• EXERCISE OBJECTIVE: Copy the lines of the listing below word for word, starting with the line that contains "frequency-readout: 89.91 Hz" and going on through the line that contains "shopping-cart-icon[interactable] [1067, 140, 1097, 170]".

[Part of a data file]
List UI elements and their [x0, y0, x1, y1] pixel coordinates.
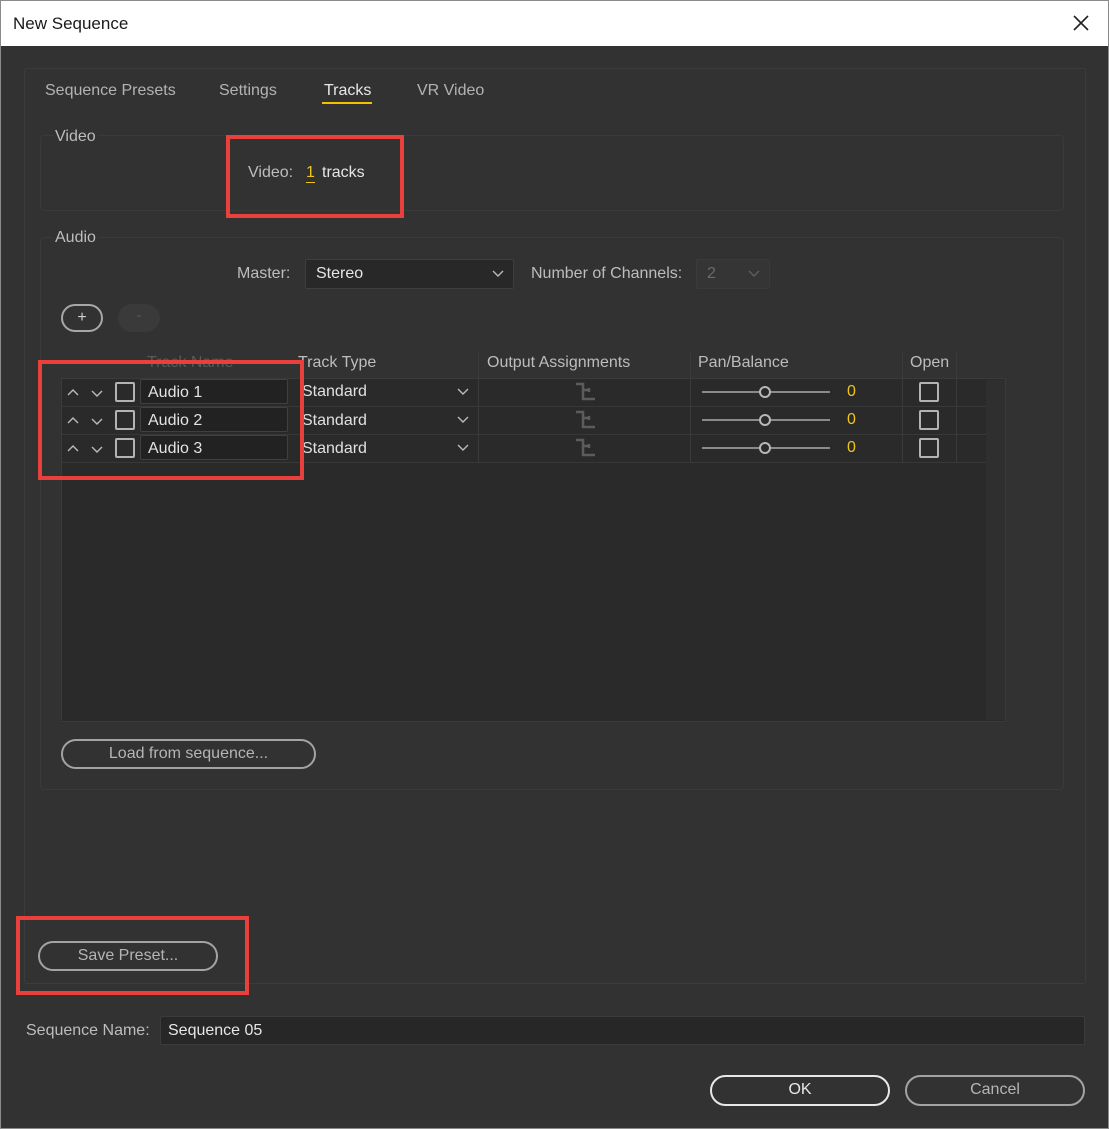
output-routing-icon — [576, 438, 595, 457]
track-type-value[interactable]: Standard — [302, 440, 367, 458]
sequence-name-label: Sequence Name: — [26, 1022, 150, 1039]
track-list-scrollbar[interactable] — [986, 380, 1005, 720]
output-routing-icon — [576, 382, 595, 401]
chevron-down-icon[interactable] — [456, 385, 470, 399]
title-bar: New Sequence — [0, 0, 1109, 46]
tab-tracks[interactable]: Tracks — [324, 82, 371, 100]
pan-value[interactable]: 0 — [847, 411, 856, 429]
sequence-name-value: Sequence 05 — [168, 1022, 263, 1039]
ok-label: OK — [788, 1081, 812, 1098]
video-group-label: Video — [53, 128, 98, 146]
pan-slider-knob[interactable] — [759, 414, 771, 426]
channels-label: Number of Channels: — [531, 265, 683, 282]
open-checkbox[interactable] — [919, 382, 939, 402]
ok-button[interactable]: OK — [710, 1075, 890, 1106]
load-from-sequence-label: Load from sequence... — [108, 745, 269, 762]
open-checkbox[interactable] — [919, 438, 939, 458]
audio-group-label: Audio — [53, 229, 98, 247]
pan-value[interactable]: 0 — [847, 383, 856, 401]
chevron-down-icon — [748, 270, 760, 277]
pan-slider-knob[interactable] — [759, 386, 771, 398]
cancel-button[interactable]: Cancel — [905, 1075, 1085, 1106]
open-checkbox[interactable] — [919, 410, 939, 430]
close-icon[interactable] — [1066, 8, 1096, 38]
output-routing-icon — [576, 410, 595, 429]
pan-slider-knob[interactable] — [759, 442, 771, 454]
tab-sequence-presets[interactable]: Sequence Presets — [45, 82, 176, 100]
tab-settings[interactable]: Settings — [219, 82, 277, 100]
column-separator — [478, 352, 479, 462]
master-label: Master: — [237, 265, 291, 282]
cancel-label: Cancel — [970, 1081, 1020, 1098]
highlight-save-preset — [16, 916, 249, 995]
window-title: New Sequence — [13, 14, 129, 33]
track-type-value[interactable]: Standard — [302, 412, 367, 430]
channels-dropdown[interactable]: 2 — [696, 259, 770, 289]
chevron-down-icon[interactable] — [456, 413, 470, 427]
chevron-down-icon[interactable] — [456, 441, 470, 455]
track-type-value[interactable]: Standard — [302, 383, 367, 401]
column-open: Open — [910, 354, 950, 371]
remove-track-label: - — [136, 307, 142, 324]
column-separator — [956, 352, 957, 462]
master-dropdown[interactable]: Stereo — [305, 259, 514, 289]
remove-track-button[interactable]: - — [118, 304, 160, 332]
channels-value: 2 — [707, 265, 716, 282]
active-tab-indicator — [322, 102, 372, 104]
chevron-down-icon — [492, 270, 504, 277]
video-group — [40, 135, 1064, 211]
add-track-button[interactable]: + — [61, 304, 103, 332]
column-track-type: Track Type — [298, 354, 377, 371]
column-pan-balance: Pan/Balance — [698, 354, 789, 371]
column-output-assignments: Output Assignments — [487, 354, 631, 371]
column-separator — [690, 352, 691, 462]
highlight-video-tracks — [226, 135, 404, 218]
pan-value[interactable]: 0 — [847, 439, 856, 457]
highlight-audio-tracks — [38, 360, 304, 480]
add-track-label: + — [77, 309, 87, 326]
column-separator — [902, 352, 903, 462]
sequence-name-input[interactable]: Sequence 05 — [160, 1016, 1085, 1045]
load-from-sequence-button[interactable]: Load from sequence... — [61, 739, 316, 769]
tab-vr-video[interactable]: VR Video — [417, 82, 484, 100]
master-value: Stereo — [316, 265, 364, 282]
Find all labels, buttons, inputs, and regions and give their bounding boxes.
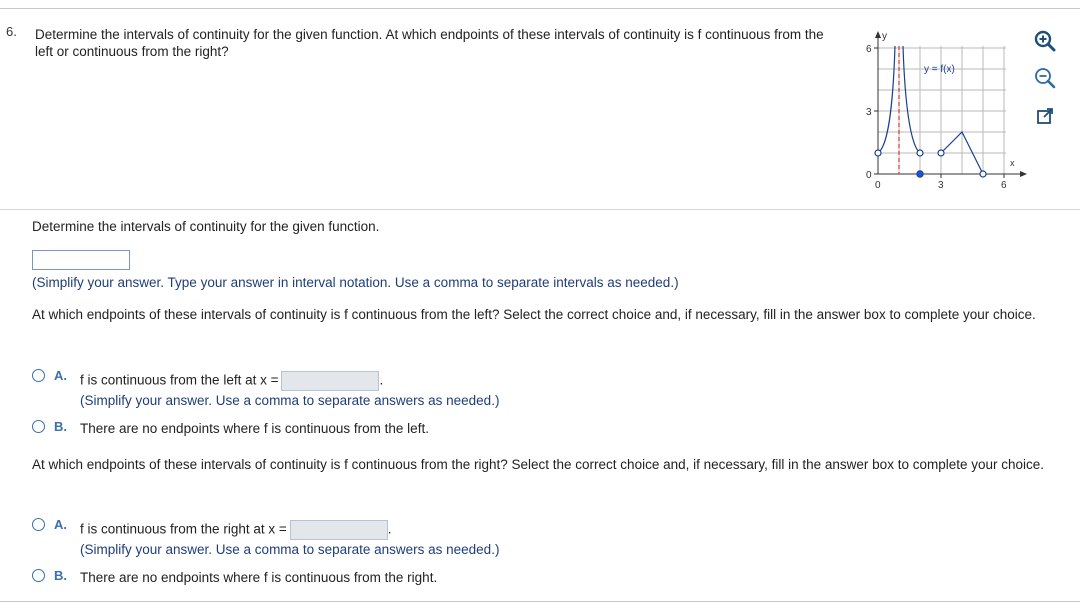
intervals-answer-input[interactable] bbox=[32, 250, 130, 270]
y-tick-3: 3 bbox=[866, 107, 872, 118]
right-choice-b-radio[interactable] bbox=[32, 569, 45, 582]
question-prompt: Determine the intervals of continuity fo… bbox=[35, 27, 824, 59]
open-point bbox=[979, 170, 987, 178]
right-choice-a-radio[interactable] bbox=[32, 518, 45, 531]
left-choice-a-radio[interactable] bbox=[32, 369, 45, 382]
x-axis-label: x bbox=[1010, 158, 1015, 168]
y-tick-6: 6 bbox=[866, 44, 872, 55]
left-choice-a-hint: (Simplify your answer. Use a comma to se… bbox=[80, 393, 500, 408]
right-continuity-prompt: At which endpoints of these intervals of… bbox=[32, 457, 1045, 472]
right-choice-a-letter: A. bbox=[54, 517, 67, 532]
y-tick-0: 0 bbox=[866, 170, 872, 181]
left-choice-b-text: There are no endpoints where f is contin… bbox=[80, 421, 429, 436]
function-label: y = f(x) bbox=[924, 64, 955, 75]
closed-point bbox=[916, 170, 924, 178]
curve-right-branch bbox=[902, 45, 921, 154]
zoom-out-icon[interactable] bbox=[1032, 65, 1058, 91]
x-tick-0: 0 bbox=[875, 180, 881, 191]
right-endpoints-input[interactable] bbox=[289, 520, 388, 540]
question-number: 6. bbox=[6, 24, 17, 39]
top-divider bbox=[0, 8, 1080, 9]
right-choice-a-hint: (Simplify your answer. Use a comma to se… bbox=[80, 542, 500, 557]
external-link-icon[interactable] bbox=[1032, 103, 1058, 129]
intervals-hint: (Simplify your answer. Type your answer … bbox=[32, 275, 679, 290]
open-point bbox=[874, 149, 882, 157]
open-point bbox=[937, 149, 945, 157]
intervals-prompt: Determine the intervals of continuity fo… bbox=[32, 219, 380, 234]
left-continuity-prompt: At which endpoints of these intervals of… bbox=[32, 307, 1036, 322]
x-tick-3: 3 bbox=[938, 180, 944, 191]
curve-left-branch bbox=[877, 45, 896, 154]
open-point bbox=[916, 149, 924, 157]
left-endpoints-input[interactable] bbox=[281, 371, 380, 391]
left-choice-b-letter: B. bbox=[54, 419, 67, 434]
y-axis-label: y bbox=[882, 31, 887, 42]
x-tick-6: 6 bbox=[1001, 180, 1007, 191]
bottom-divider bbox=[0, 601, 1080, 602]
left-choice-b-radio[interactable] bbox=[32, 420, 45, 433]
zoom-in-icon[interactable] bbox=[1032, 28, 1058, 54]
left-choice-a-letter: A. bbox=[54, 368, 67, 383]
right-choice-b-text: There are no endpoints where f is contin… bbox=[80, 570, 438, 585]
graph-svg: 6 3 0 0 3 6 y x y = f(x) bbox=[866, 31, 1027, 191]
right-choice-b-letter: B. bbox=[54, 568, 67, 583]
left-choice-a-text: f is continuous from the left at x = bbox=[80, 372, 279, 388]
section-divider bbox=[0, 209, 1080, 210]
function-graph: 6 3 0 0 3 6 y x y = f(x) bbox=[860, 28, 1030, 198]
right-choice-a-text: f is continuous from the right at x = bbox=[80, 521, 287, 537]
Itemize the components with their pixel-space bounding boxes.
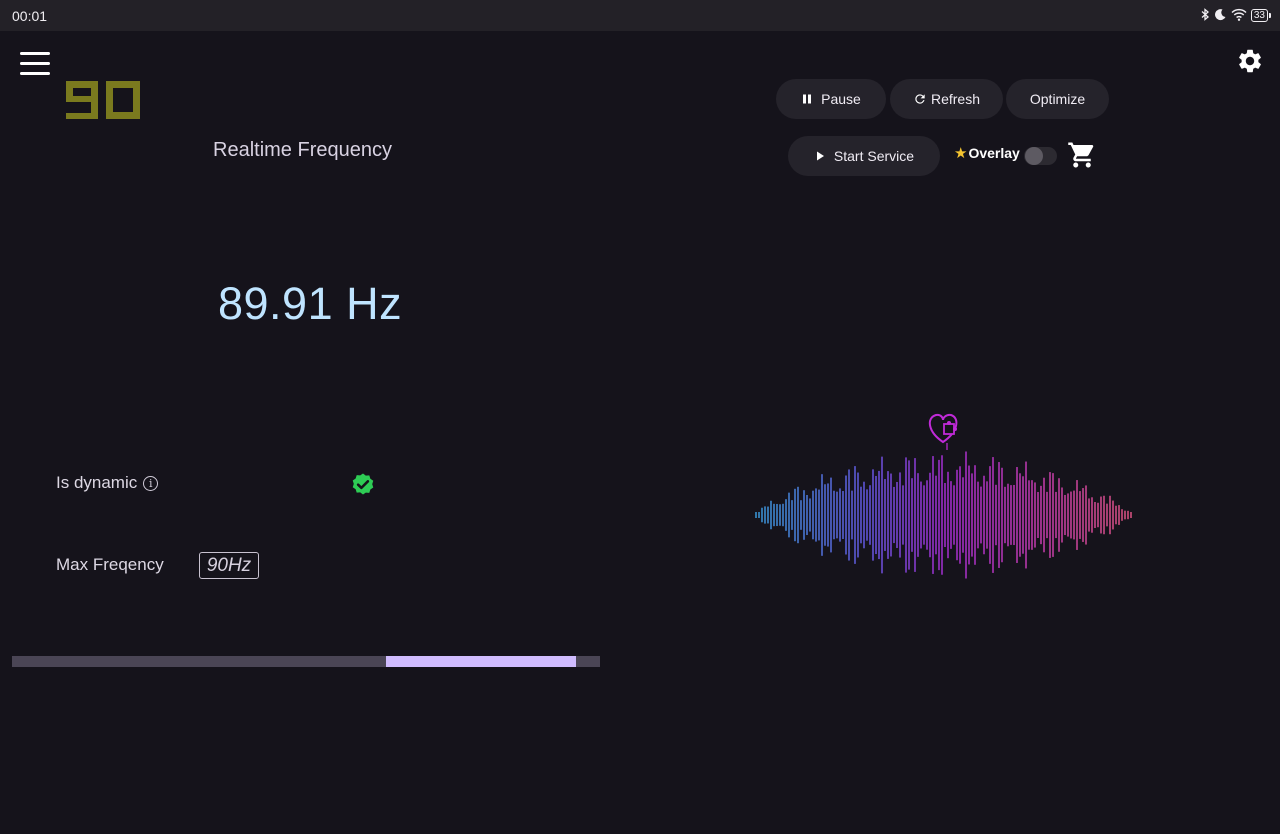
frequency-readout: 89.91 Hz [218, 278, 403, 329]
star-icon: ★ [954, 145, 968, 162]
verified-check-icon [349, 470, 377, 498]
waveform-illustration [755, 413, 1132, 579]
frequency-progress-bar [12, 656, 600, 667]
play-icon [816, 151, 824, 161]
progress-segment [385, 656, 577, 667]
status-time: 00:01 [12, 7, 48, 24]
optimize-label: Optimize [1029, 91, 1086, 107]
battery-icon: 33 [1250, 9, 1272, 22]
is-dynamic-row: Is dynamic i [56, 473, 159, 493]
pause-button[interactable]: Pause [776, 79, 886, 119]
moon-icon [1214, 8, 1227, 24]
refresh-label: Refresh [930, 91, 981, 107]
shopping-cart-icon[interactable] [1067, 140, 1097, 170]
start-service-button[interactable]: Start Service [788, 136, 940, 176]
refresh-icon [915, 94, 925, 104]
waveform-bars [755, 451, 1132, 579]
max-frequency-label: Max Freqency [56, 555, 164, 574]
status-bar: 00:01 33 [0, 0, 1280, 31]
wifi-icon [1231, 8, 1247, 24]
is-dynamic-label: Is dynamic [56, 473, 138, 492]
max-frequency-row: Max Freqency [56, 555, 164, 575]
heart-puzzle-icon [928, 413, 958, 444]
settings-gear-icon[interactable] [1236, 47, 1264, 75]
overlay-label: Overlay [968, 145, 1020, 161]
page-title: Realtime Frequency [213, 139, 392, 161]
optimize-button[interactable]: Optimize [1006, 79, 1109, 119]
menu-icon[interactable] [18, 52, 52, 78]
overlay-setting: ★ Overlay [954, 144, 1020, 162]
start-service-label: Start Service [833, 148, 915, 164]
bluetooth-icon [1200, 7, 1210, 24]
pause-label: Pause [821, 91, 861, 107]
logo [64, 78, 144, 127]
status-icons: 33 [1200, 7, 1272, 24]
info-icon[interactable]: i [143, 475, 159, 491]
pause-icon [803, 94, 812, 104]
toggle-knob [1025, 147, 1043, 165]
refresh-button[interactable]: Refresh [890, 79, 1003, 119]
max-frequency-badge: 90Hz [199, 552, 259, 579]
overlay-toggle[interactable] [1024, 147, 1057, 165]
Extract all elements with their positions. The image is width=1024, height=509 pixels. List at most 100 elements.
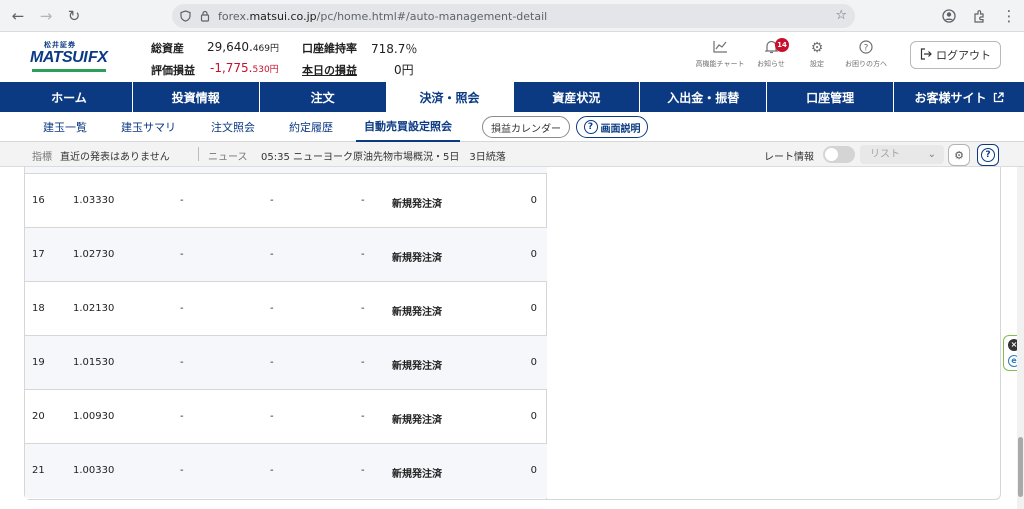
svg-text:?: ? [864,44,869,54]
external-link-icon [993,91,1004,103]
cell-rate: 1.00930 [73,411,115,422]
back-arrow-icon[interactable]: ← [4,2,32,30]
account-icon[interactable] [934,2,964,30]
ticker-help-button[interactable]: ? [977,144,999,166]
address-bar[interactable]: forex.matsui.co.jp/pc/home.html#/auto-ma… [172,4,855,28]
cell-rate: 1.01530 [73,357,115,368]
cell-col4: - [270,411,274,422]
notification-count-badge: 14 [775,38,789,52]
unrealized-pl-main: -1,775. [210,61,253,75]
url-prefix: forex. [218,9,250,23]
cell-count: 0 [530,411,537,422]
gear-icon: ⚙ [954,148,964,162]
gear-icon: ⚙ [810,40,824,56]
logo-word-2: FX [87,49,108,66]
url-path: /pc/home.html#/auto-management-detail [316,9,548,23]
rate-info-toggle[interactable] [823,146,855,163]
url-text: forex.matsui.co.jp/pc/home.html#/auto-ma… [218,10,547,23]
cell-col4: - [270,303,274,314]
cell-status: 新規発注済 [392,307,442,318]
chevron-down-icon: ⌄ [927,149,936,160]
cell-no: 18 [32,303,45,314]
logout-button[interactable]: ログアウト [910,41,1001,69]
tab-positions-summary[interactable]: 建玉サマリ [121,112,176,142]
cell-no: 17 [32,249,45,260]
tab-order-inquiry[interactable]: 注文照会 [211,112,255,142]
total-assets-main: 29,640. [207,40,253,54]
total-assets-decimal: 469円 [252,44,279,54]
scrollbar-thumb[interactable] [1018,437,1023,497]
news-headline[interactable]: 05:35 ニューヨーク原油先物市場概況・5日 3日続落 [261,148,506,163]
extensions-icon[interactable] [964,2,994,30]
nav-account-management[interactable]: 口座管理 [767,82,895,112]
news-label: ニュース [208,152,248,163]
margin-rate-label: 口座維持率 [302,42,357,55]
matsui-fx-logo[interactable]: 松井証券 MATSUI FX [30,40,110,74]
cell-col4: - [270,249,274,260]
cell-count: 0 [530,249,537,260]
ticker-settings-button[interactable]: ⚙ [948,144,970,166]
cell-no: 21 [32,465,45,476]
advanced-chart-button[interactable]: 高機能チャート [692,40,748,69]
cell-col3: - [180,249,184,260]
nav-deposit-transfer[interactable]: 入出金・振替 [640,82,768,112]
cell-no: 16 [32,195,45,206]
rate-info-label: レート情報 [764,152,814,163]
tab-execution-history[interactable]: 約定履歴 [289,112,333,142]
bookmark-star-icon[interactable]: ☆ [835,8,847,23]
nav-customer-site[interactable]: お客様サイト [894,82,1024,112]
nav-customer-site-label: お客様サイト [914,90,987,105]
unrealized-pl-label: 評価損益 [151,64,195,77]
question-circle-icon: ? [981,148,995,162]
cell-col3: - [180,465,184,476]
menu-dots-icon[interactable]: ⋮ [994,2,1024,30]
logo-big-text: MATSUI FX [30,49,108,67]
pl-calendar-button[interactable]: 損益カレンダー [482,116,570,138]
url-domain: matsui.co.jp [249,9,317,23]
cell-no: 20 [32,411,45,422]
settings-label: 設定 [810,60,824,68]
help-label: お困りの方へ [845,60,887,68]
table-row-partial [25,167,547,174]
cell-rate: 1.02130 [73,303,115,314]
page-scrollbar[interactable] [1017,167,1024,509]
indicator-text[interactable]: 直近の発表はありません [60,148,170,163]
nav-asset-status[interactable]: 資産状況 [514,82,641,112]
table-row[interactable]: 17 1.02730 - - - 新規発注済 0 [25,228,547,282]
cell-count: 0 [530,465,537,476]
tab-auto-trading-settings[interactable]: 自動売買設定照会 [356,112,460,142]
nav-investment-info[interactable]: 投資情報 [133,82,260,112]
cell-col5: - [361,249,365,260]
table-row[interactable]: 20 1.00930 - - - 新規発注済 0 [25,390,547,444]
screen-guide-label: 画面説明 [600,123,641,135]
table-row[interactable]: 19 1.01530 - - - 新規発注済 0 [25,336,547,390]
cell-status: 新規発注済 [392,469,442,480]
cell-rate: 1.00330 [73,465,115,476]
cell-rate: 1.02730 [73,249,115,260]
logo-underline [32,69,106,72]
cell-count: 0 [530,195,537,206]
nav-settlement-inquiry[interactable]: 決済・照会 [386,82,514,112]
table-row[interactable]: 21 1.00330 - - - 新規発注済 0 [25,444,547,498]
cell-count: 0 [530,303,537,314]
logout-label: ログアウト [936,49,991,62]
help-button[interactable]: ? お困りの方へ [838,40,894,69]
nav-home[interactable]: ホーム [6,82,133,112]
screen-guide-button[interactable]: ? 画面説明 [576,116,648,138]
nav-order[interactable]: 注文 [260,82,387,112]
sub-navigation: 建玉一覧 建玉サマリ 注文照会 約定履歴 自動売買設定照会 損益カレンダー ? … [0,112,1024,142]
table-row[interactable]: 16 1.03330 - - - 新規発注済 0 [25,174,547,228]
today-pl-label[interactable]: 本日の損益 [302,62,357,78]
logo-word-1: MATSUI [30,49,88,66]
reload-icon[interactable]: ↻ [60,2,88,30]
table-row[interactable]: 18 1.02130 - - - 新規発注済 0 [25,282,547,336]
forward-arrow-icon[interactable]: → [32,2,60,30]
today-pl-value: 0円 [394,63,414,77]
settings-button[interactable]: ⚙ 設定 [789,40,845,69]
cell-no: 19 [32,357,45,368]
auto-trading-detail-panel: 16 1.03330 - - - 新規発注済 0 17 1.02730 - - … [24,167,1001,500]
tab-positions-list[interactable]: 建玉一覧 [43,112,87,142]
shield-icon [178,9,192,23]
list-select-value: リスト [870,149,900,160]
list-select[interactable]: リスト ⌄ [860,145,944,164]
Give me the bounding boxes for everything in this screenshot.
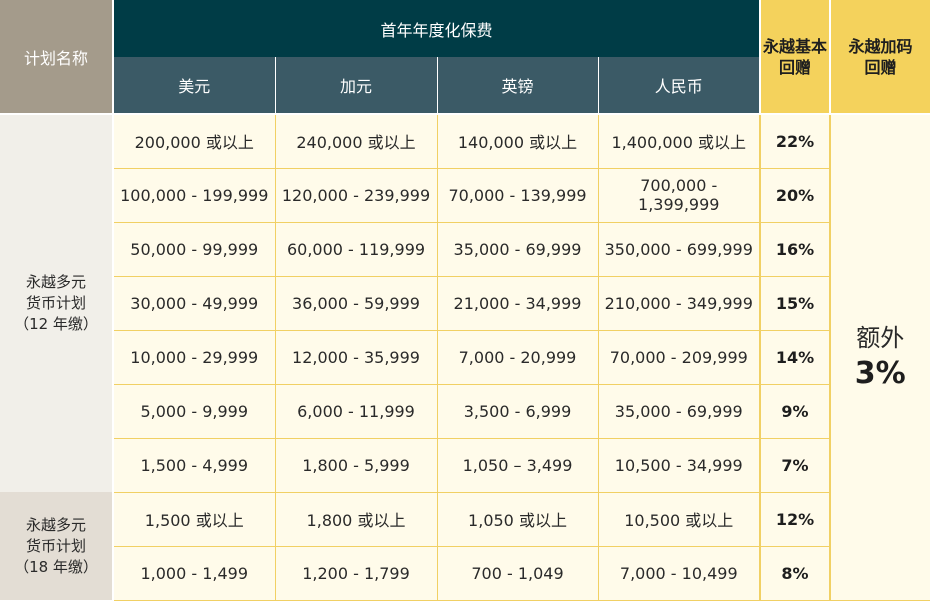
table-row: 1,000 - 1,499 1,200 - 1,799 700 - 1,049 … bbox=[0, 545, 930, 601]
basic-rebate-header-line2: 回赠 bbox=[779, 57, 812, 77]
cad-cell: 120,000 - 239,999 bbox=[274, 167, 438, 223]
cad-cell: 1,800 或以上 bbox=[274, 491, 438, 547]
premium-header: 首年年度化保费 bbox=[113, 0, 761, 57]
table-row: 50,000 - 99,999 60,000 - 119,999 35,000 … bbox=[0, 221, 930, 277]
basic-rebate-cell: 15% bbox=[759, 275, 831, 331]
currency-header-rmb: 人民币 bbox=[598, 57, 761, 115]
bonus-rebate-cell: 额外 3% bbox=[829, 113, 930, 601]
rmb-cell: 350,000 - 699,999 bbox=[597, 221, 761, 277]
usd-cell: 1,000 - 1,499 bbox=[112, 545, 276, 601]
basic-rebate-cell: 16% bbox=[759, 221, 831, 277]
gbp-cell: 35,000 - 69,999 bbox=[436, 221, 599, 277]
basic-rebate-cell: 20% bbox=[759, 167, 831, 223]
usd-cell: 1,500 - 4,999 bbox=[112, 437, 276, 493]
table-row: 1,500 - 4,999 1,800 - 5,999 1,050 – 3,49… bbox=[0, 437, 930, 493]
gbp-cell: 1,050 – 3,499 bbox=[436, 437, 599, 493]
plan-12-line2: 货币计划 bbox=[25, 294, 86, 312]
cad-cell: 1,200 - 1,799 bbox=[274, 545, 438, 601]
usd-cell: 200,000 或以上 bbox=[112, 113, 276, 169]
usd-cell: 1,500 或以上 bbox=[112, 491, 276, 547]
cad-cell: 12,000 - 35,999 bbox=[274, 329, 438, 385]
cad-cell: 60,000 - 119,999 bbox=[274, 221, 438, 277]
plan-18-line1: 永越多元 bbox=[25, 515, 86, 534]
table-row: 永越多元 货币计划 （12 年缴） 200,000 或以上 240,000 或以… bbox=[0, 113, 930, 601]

• SOLUTION:
frequency-readout: 89.91 Hz [218, 278, 403, 329]
star-icon: ★ [954, 145, 968, 162]
verified-check-icon [349, 470, 377, 498]
waveform-illustration [755, 413, 1132, 579]
frequency-progress-bar [12, 656, 600, 667]
play-icon [816, 151, 824, 161]
progress-segment [385, 656, 577, 667]
status-time: 00:01 [12, 7, 48, 24]
optimize-label: Optimize [1029, 91, 1086, 107]
battery-icon: 33 [1250, 9, 1272, 22]
is-dynamic-row: Is dynamic i [56, 473, 159, 493]
pause-button[interactable]: Pause [776, 79, 886, 119]
moon-icon [1214, 8, 1227, 24]
refresh-label: Refresh [930, 91, 981, 107]
shopping-cart-icon[interactable] [1067, 140, 1097, 170]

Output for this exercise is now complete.